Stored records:
- - - - -
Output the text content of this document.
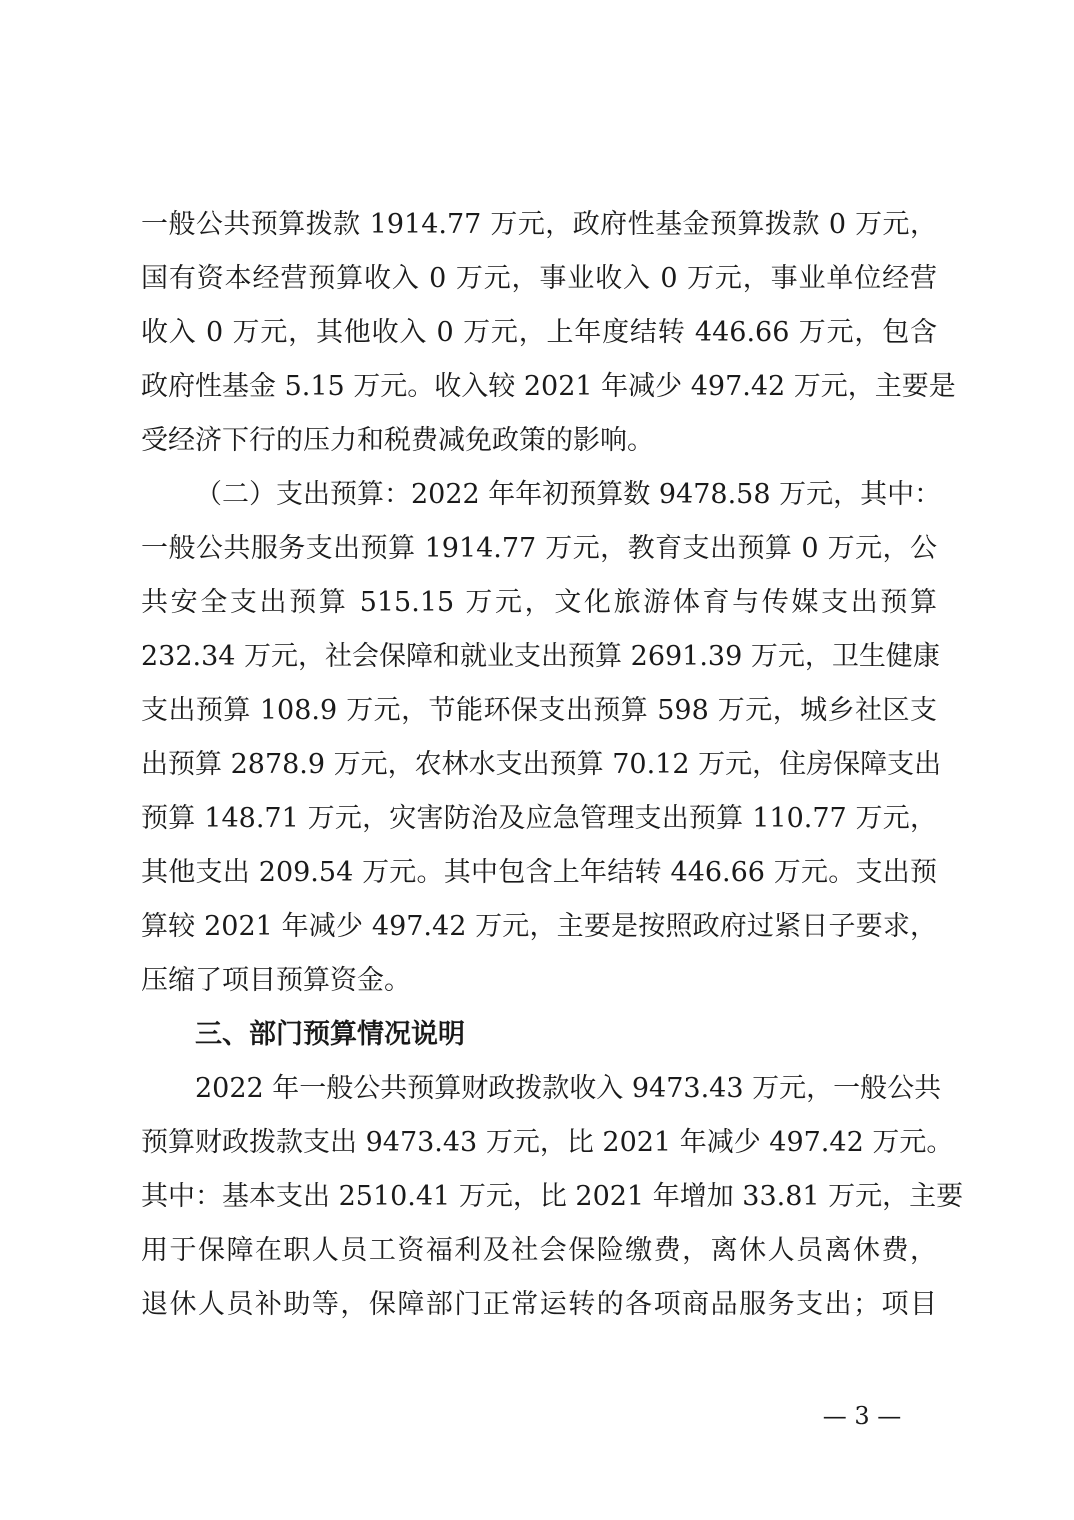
一般公共预算拨款 1914.77 万元，政府性基金预算拨款 0 万元，
国有资本经营预算收入 0 万元，事业收入 0 万元，事业单位经营
收入 0 万元，其他收入 0 万元，上年度结转 446.66 万元，包含
政府性基金 5.15 万元。收入较 2021 年减少 497.42 万元，主要是
受经济下行的压力和税费减免政策的影响。
（二）支出预算：2022 年年初预算数 9478.58 万元，其中：
一般公共服务支出预算 1914.77 万元，教育支出预算 0 万元，公
共安全支出预算 515.15 万元，文化旅游体育与传媒支出预算
232.34 万元，社会保障和就业支出预算 2691.39 万元，卫生健康
支出预算 108.9 万元，节能环保支出预算 598 万元，城乡社区支
出预算 2878.9 万元，农林水支出预算 70.12 万元，住房保障支出
预算 148.71 万元，灾害防治及应急管理支出预算 110.77 万元，
其他支出 209.54 万元。其中包含上年结转 446.66 万元。支出预
算较 2021 年减少 497.42 万元，主要是按照政府过紧日子要求，
压缩了项目预算资金。
三、部门预算情况说明
2022 年一般公共预算财政拨款收入 9473.43 万元，一般公共
预算财政拨款支出 9473.43 万元，比 2021 年减少 497.42 万元。
其中：基本支出 2510.41 万元，比 2021 年增加 33.81 万元，主要
用于保障在职人员工资福利及社会保险缴费，离休人员离休费，
退休人员补助等，保障部门正常运转的各项商品服务支出；项目
— 3 —
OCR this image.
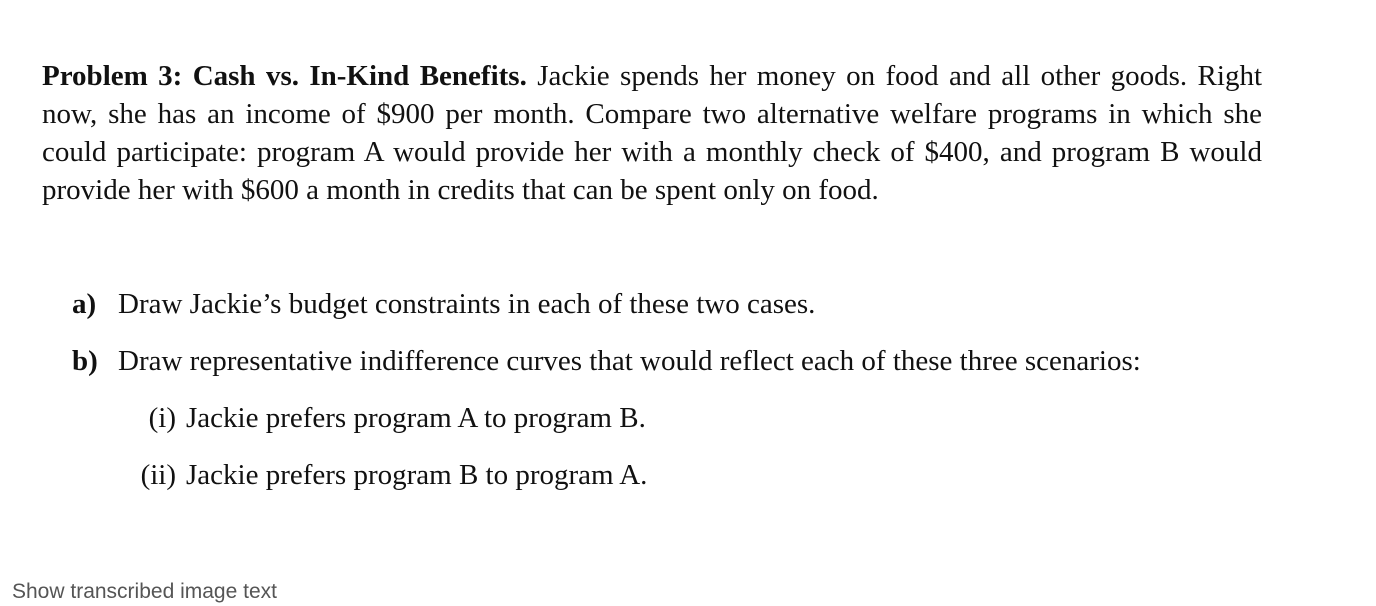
Problem 3: Cash vs. In-Kind Benefits. Jackie spends her money on food and all other goods. Right now, she has an income of $900 per month. Compare two alternative welfare programs in which she could participate: program A would provide her with a monthly check of $400, and program B would provide her with $600 a month in credits that can be spent only on food.

a) Draw Jackie’s budget constraints in each of these two cases.
b) Draw representative indifference curves that would reflect each of these three scenarios:
(i) Jackie prefers program A to program B.
(ii) Jackie prefers program B to program A.
Show transcribed image text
- - - - -
• [TASK GOAL] Except for the pictures, copy the material above exactly.

• [REPLY]
Output the text content of this document.
一般公共预算拨款 1914.77 万元，政府性基金预算拨款 0 万元，
国有资本经营预算收入 0 万元，事业收入 0 万元，事业单位经营
收入 0 万元，其他收入 0 万元，上年度结转 446.66 万元，包含
政府性基金 5.15 万元。收入较 2021 年减少 497.42 万元，主要是
受经济下行的压力和税费减免政策的影响。
（二）支出预算：2022 年年初预算数 9478.58 万元，其中：
一般公共服务支出预算 1914.77 万元，教育支出预算 0 万元，公
共安全支出预算 515.15 万元，文化旅游体育与传媒支出预算
232.34 万元，社会保障和就业支出预算 2691.39 万元，卫生健康
支出预算 108.9 万元，节能环保支出预算 598 万元，城乡社区支
出预算 2878.9 万元，农林水支出预算 70.12 万元，住房保障支出
预算 148.71 万元，灾害防治及应急管理支出预算 110.77 万元，
其他支出 209.54 万元。其中包含上年结转 446.66 万元。支出预
算较 2021 年减少 497.42 万元，主要是按照政府过紧日子要求，
压缩了项目预算资金。
三、部门预算情况说明
2022 年一般公共预算财政拨款收入 9473.43 万元，一般公共
预算财政拨款支出 9473.43 万元，比 2021 年减少 497.42 万元。
其中：基本支出 2510.41 万元，比 2021 年增加 33.81 万元，主要
用于保障在职人员工资福利及社会保险缴费，离休人员离休费，
退休人员补助等，保障部门正常运转的各项商品服务支出；项目
— 3 —
OCR this image.
Problem 3: Cash vs. In-Kind Benefits. Jackie spends her money on food and all other goods. Right now, she has an income of $900 per month. Compare two alternative welfare programs in which she could participate: program A would provide her with a monthly check of $400, and program B would provide her with $600 a month in credits that can be spent only on food.

a) Draw Jackie’s budget constraints in each of these two cases.
b) Draw representative indifference curves that would reflect each of these three scenarios:
(i) Jackie prefers program A to program B.
(ii) Jackie prefers program B to program A.
Show transcribed image text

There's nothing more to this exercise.